======== Extrait du texte

On a pu voir par exemple cette semaine l’eurodéputée du Parti Pirate Julia Reda expliquer sur son blog que ce vote constituait un « coup dur porté à l’internet libre et ouvert » (Today’s decision is a severe blow to the free and open internet). De son côté, Cory Doctorow a écrit un article sur le site de l’EFF, où il affirme que « l’Europe a perdu Internet » (Today, Europe lost the Internet). Sur Next INpact, Marc Rees déplore dans la même veine « une mise au pilori du Web tel que nous le connaissons, un affront à la liberté d’expression. » Ces appréciations font écho au mot d’ordre qui fut celui des défenseurs des libertés en campagne contre les articles 11 et 13 de la Directive : Save Your Internet (Sauvez votre Internet).

« Save Your Internet », peut-être le pire slogan que l’on pouvait choisir pour lutter contre cette directive…

Or lorsqu’on lit attentivement ces articles, tels qu’amendés par le vote des eurodéputés, on se rend compte qu’ils ne visent pas pas « l’Internet » ou « le Web » tout entier, mais seulement une catégorie d’acteurs déterminés, à savoir les plateformes centralisées à but lucratif. Ce n’est donc pas « l’Internet libre et ouvert » qui va être frappé par cette directive, mais plutôt exactement ce qui représente son antithèse ! A savoir cette couche d’intermédiaires profondément toxiques qui ont dénaturé au fil du temps les principes sur lesquels Internet et le Web s’appuyaient à l’origine pour nous faire basculer dans la « plateformisation ». Pour se convaincre que ces acteurs n’ont absolument plus rien à voir avec un Internet « libre et ouvert », il est bon de relire ce que Tim Berners-Lee, l’inventeur du web, en disait au mois d’août dernier :

Nous avons démontré que le Web avait échoué au lieu de servir l’humanité, comme il était censé le faire, et qu’il avait échoué en de nombreux endroits. La centralisation croissante du Web, dit-il, a fini par produire – sans volonté délibérée de ceux qui l’ont conçu – un phénomène émergent à grande échelle qui est anti-humain.

Or le grand mensonge sur lesquels s’appuient les GAFAM – principaux responsables de cette centralisation -, c’est de chercher à faire croire qu’ils représentent à eux-seuls l’Internet tout entier, comme si rien ne pouvait plus exister en dehors de leur emprise. En ce sens quand j’entends Cory Doctorow dire que nous « avons perdu Internet » à cause de mesures ciblant les acteurs centralisés lucratifs, je ne peux que frémir. Avec tout le respect que je peux avoir pour ce grand monsieur, ses propos paraissent avoir incorporé la prétention des GAFAM à recouvrir le web et c’est particulièrement grave. Car c’est précisément cela qui constituerait la défaite finale des défenseurs des libertés : se résigner à cet état de fait et ne pas agir sur les marges dont nous disposons encore pour briser cette hégémonie.

================

**Tâches à réaliser:**
a) Donnez le nom de chaque personne nommée dans l'extrait.
b) Recopiez un passage de l'extrait : commencez aux mots « Or le grand » et arrêtez-vous après « briser cette hégémonie. ».
c) Répondez à ces questions d'après l'extrait.
(i) Sur quel site Cory Doctorow a-t-il publié son article ?
(ii) Quelle catégorie d'acteurs les articles amendés visent-ils ?
(iii) À quel moment Tim Berners-Lee a-t-il tenu les propos cités ?

======== Données présentées

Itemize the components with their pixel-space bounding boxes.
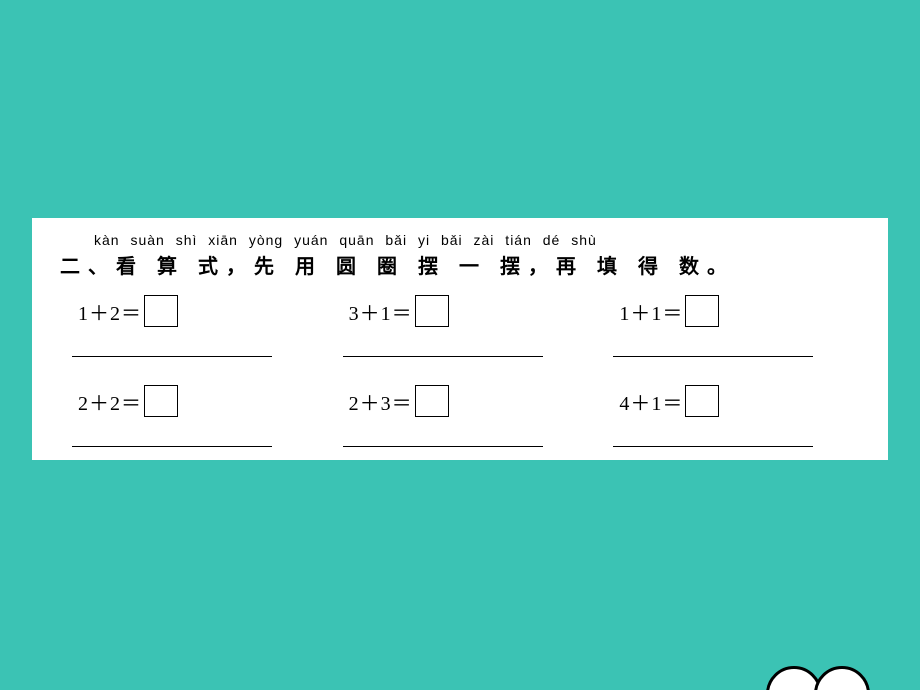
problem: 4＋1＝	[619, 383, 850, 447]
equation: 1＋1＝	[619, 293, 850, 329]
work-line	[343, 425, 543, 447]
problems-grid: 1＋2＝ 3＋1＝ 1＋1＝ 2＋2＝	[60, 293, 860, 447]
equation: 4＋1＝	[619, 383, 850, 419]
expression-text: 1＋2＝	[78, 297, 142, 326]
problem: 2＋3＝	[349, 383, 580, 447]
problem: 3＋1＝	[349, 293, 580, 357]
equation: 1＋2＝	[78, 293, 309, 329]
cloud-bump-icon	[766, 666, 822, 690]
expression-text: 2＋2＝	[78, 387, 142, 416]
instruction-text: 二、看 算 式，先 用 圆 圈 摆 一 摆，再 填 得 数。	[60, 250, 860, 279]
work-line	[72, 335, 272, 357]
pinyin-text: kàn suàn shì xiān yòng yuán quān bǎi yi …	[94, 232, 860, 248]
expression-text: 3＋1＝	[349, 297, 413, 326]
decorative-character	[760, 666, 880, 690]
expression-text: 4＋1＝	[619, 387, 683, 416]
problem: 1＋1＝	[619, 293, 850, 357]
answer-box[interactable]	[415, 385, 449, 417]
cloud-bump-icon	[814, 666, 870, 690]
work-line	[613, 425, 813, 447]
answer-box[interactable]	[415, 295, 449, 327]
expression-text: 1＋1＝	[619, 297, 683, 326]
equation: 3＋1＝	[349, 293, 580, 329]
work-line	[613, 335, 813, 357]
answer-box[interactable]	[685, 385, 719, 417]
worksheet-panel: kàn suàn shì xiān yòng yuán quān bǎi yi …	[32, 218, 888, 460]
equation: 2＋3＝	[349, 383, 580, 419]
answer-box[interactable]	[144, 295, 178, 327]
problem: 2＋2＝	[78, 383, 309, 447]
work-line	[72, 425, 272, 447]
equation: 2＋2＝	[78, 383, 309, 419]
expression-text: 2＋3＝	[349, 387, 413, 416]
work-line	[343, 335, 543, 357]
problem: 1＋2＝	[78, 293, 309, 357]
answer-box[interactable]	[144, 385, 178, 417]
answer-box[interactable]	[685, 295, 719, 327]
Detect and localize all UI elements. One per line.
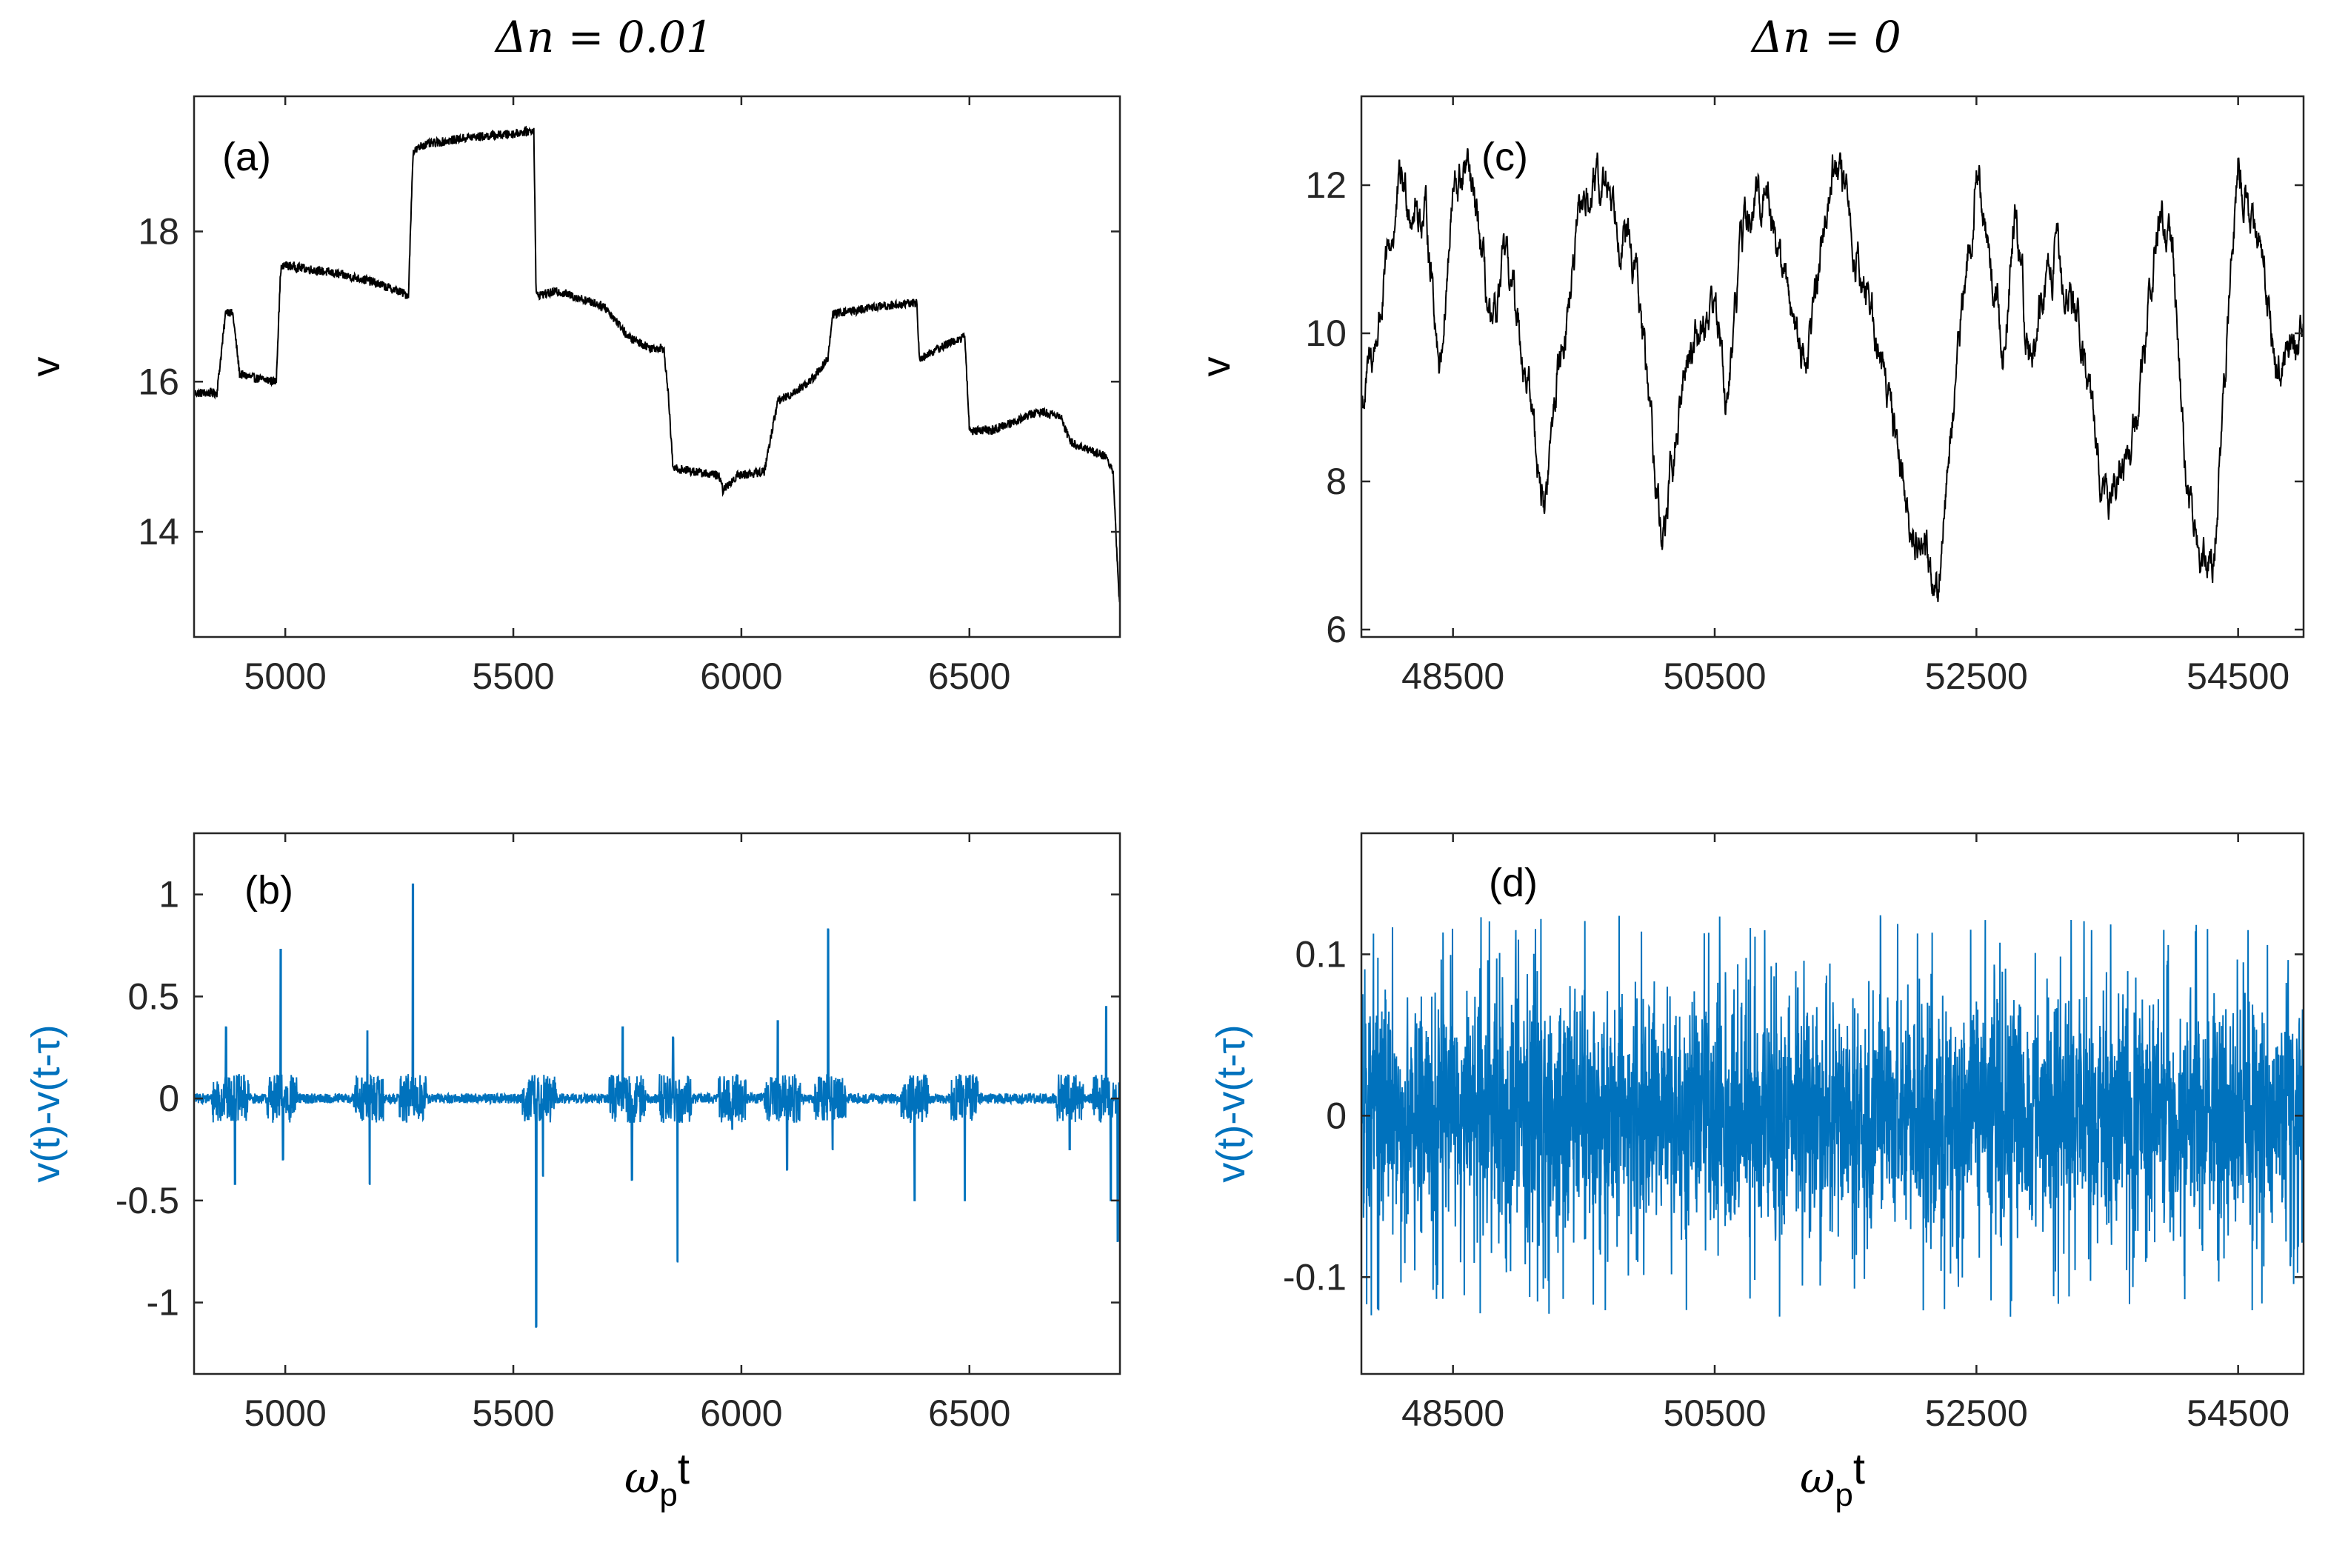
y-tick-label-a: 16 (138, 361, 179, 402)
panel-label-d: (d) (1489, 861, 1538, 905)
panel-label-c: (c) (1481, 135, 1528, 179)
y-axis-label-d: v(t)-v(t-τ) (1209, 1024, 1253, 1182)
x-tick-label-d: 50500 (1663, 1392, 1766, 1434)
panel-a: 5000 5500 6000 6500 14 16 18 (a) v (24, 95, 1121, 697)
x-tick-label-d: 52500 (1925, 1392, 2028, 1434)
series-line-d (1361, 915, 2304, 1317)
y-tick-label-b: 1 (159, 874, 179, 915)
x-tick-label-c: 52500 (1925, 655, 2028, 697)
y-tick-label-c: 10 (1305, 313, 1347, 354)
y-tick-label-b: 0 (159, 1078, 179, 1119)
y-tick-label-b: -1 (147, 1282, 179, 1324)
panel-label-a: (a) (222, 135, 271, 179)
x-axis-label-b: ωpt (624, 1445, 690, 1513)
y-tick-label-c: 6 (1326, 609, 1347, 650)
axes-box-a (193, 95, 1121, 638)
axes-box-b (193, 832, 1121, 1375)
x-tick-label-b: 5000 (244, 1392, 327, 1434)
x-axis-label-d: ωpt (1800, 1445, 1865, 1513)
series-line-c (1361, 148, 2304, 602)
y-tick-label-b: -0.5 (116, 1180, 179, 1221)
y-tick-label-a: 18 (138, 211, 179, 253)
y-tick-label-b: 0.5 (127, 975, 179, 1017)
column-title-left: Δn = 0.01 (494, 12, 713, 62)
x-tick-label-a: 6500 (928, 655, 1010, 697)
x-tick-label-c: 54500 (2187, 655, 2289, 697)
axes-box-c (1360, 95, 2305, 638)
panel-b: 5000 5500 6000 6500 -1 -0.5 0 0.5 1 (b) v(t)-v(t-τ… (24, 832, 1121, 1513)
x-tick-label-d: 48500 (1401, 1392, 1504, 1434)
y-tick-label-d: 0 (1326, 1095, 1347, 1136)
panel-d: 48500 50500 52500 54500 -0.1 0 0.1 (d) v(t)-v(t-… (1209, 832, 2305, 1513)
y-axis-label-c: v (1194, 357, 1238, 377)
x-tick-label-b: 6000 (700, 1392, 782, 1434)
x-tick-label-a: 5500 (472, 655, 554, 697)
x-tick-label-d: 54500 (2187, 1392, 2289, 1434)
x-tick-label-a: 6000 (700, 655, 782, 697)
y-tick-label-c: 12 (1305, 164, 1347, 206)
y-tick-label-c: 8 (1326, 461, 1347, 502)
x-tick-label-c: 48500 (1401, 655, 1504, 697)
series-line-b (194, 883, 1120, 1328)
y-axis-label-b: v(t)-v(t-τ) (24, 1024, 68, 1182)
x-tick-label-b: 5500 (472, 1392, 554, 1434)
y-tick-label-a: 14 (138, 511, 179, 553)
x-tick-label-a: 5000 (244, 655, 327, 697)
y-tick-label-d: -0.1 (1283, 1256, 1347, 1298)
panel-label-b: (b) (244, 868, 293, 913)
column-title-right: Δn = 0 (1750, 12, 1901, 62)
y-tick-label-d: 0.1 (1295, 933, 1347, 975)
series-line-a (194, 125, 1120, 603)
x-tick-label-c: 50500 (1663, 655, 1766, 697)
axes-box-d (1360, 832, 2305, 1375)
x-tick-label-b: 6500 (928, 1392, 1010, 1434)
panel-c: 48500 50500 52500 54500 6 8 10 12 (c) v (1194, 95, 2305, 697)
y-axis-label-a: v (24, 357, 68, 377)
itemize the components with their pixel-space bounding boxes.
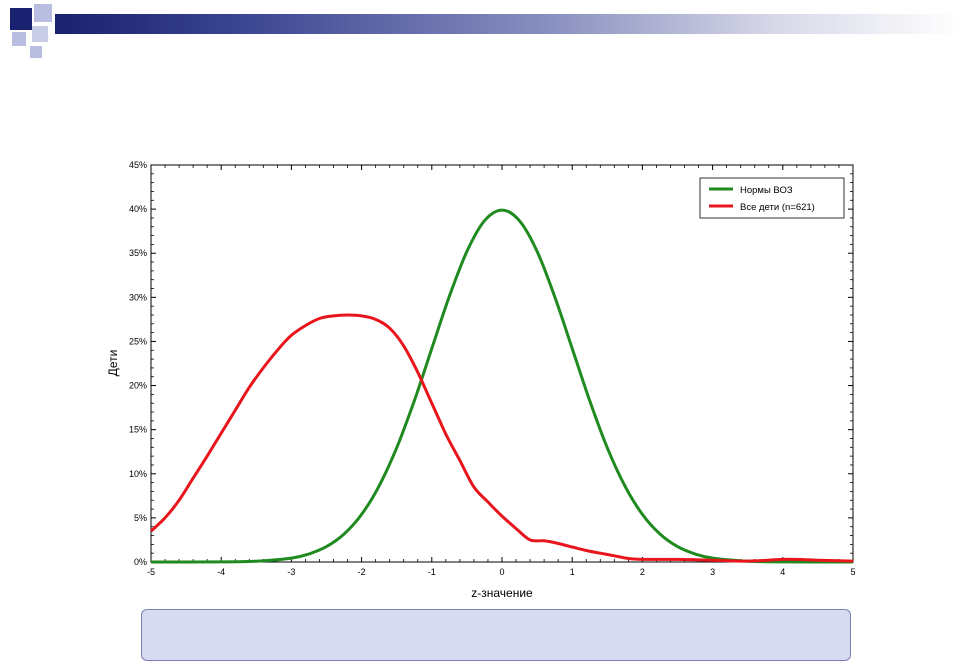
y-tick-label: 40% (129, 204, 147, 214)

================

**Réponses attendues:**
a) Julia Reda, Cory Doctorow, Marc Rees, Tim Berners-Lee

b)
Or le grand mensonge sur lesquels s’appuient les GAFAM – principaux responsables de cette centralisation -, c’est de chercher à faire croire qu’ils représentent à eux-seuls l’Internet tout entier, comme si rien ne pouvait plus exister en dehors de leur emprise. En ce sens quand j’entends Cory Doctorow dire que nous « avons perdu Internet » à cause de mesures ciblant les acteurs centralisés lucratifs, je ne peux que frémir. Avec tout le respect que je peux avoir pour ce grand monsieur, ses propos paraissent avoir incorporé la prétention des GAFAM à recouvrir le web et c’est particulièrement grave. Car c’est précisément cela qui constituerait la défaite finale des défenseurs des libertés : se résigner à cet état de fait et ne pas agir sur les marges dont nous disposons encore pour briser cette hégémonie.

c)
(i) Sur le site de l'EFF.
(ii) Les plateformes centralisées à but lucratif.
(iii) Au mois d'août dernier.